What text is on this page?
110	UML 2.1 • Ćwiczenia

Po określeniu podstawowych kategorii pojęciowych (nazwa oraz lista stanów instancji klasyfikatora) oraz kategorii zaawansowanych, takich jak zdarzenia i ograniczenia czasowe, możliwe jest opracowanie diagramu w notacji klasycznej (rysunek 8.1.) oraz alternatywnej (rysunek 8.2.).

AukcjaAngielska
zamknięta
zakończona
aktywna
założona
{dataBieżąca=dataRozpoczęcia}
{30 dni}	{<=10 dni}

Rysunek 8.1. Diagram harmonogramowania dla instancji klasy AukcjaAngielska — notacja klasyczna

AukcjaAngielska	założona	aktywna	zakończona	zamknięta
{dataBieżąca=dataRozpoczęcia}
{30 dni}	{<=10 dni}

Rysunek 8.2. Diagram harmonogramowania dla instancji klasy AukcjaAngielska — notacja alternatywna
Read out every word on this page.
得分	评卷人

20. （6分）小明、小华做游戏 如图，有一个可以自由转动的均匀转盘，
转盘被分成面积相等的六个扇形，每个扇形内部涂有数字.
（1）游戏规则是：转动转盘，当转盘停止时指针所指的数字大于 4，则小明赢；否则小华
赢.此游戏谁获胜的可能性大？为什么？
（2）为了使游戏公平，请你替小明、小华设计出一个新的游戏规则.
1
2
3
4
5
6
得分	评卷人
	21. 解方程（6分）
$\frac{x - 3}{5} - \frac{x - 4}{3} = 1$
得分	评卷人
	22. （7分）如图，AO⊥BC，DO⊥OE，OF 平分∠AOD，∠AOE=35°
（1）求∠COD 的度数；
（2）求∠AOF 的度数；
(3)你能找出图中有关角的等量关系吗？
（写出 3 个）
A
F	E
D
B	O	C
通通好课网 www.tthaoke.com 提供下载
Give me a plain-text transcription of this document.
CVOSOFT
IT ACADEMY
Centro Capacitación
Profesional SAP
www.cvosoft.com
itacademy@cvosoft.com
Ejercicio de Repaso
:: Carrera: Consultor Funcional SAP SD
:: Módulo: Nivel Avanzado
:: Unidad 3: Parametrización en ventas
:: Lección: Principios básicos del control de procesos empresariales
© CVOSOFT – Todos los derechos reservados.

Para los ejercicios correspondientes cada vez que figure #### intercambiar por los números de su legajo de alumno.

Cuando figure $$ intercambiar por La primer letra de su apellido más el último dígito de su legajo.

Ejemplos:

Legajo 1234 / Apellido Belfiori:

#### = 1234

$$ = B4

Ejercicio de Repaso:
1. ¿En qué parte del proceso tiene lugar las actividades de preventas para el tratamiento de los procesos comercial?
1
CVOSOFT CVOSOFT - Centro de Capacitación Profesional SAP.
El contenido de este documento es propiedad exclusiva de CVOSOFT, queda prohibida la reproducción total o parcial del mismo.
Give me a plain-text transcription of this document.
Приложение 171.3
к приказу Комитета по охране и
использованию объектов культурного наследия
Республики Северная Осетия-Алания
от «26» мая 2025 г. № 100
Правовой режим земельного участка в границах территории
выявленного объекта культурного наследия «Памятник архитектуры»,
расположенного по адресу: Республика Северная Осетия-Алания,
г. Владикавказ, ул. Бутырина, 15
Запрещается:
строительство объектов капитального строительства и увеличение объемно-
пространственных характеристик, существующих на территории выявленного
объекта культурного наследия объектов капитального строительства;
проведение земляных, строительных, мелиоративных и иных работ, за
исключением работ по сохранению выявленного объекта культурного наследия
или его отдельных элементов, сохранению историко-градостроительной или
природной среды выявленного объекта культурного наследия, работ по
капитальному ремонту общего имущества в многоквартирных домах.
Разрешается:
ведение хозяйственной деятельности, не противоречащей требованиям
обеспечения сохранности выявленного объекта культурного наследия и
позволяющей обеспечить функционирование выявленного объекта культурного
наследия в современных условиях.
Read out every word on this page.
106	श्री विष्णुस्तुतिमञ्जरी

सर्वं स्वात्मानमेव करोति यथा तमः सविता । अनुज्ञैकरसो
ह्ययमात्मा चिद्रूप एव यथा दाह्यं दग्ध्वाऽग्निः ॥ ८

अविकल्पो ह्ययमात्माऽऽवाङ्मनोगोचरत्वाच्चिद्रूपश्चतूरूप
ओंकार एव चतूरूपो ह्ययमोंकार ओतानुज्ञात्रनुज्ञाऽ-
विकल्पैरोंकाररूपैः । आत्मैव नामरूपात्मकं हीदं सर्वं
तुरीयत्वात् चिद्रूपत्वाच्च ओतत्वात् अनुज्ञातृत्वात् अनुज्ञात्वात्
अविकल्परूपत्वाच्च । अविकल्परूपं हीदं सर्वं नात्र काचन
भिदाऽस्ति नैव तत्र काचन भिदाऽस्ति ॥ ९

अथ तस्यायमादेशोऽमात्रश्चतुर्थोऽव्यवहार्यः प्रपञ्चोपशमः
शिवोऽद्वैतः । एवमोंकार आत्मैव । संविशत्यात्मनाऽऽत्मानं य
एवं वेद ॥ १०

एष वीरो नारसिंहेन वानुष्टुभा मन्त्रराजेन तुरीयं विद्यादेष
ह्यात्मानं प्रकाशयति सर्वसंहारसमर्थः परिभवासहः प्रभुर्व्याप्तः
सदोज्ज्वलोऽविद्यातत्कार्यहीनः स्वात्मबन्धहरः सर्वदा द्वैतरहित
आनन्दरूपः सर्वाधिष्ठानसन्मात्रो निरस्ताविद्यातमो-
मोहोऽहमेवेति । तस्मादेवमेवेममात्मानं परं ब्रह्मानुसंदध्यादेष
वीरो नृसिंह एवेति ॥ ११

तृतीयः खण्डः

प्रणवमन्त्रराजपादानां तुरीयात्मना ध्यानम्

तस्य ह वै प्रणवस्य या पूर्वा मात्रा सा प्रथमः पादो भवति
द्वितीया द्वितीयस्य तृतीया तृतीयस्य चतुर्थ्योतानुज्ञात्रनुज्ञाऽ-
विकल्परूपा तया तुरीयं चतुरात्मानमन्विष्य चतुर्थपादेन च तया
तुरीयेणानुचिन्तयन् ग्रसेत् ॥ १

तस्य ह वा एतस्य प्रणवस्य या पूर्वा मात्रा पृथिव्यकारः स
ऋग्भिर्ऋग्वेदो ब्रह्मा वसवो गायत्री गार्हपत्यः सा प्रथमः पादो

# Exercise brief
Extract the full listing above without alteration.

# Result of this exercise
What text is on this page?
110	UML 2.1 • Ćwiczenia

Po określeniu podstawowych kategorii pojęciowych (nazwa oraz lista stanów instancji klasyfikatora) oraz kategorii zaawansowanych, takich jak zdarzenia i ograniczenia czasowe, możliwe jest opracowanie diagramu w notacji klasycznej (rysunek 8.1.) oraz alternatywnej (rysunek 8.2.).

AukcjaAngielska
zamknięta
zakończona
aktywna
założona
{dataBieżąca=dataRozpoczęcia}
{30 dni}	{<=10 dni}

Rysunek 8.1. Diagram harmonogramowania dla instancji klasy AukcjaAngielska — notacja klasyczna

AukcjaAngielska	założona	aktywna	zakończona	zamknięta
{dataBieżąca=dataRozpoczęcia}
{30 dni}	{<=10 dni}

Rysunek 8.2. Diagram harmonogramowania dla instancji klasy AukcjaAngielska — notacja alternatywna
Read out every word on this page.
得分	评卷人

20. （6分）小明、小华做游戏 如图，有一个可以自由转动的均匀转盘，
转盘被分成面积相等的六个扇形，每个扇形内部涂有数字.
（1）游戏规则是：转动转盘，当转盘停止时指针所指的数字大于 4，则小明赢；否则小华
赢.此游戏谁获胜的可能性大？为什么？
（2）为了使游戏公平，请你替小明、小华设计出一个新的游戏规则.
1
2
3
4
5
6
得分	评卷人
	21. 解方程（6分）
$\frac{x - 3}{5} - \frac{x - 4}{3} = 1$
得分	评卷人
	22. （7分）如图，AO⊥BC，DO⊥OE，OF 平分∠AOD，∠AOE=35°
（1）求∠COD 的度数；
（2）求∠AOF 的度数；
(3)你能找出图中有关角的等量关系吗？
（写出 3 个）
A
F	E
D
B	O	C
通通好课网 www.tthaoke.com 提供下载
Give me a plain-text transcription of this document.
CVOSOFT
IT ACADEMY
Centro Capacitación
Profesional SAP
www.cvosoft.com
itacademy@cvosoft.com
Ejercicio de Repaso
:: Carrera: Consultor Funcional SAP SD
:: Módulo: Nivel Avanzado
:: Unidad 3: Parametrización en ventas
:: Lección: Principios básicos del control de procesos empresariales
© CVOSOFT – Todos los derechos reservados.

Para los ejercicios correspondientes cada vez que figure #### intercambiar por los números de su legajo de alumno.

Cuando figure $$ intercambiar por La primer letra de su apellido más el último dígito de su legajo.

Ejemplos:

Legajo 1234 / Apellido Belfiori:

#### = 1234

$$ = B4

Ejercicio de Repaso:
1. ¿En qué parte del proceso tiene lugar las actividades de preventas para el tratamiento de los procesos comercial?
1
CVOSOFT CVOSOFT - Centro de Capacitación Profesional SAP.
El contenido de este documento es propiedad exclusiva de CVOSOFT, queda prohibida la reproducción total o parcial del mismo.
Give me a plain-text transcription of this document.
Приложение 171.3
к приказу Комитета по охране и
использованию объектов культурного наследия
Республики Северная Осетия-Алания
от «26» мая 2025 г. № 100
Правовой режим земельного участка в границах территории
выявленного объекта культурного наследия «Памятник архитектуры»,
расположенного по адресу: Республика Северная Осетия-Алания,
г. Владикавказ, ул. Бутырина, 15
Запрещается:
строительство объектов капитального строительства и увеличение объемно-
пространственных характеристик, существующих на территории выявленного
объекта культурного наследия объектов капитального строительства;
проведение земляных, строительных, мелиоративных и иных работ, за
исключением работ по сохранению выявленного объекта культурного наследия
или его отдельных элементов, сохранению историко-градостроительной или
природной среды выявленного объекта культурного наследия, работ по
капитальному ремонту общего имущества в многоквартирных домах.
Разрешается:
ведение хозяйственной деятельности, не противоречащей требованиям
обеспечения сохранности выявленного объекта культурного наследия и
позволяющей обеспечить функционирование выявленного объекта культурного
наследия в современных условиях.
Read out every word on this page.
106	श्री विष्णुस्तुतिमञ्जरी

सर्वं स्वात्मानमेव करोति यथा तमः सविता । अनुज्ञैकरसो
ह्ययमात्मा चिद्रूप एव यथा दाह्यं दग्ध्वाऽग्निः ॥ ८

अविकल्पो ह्ययमात्माऽऽवाङ्मनोगोचरत्वाच्चिद्रूपश्चतूरूप
ओंकार एव चतूरूपो ह्ययमोंकार ओतानुज्ञात्रनुज्ञाऽ-
विकल्पैरोंकाररूपैः । आत्मैव नामरूपात्मकं हीदं सर्वं
तुरीयत्वात् चिद्रूपत्वाच्च ओतत्वात् अनुज्ञातृत्वात् अनुज्ञात्वात्
अविकल्परूपत्वाच्च । अविकल्परूपं हीदं सर्वं नात्र काचन
भिदाऽस्ति नैव तत्र काचन भिदाऽस्ति ॥ ९

अथ तस्यायमादेशोऽमात्रश्चतुर्थोऽव्यवहार्यः प्रपञ्चोपशमः
शिवोऽद्वैतः । एवमोंकार आत्मैव । संविशत्यात्मनाऽऽत्मानं य
एवं वेद ॥ १०

एष वीरो नारसिंहेन वानुष्टुभा मन्त्रराजेन तुरीयं विद्यादेष
ह्यात्मानं प्रकाशयति सर्वसंहारसमर्थः परिभवासहः प्रभुर्व्याप्तः
सदोज्ज्वलोऽविद्यातत्कार्यहीनः स्वात्मबन्धहरः सर्वदा द्वैतरहित
आनन्दरूपः सर्वाधिष्ठानसन्मात्रो निरस्ताविद्यातमो-
मोहोऽहमेवेति । तस्मादेवमेवेममात्मानं परं ब्रह्मानुसंदध्यादेष
वीरो नृसिंह एवेति ॥ ११

तृतीयः खण्डः

प्रणवमन्त्रराजपादानां तुरीयात्मना ध्यानम्

तस्य ह वै प्रणवस्य या पूर्वा मात्रा सा प्रथमः पादो भवति
द्वितीया द्वितीयस्य तृतीया तृतीयस्य चतुर्थ्योतानुज्ञात्रनुज्ञाऽ-
विकल्परूपा तया तुरीयं चतुरात्मानमन्विष्य चतुर्थपादेन च तया
तुरीयेणानुचिन्तयन् ग्रसेत् ॥ १

तस्य ह वा एतस्य प्रणवस्य या पूर्वा मात्रा पृथिव्यकारः स
ऋग्भिर्ऋग्वेदो ब्रह्मा वसवो गायत्री गार्हपत्यः सा प्रथमः पादो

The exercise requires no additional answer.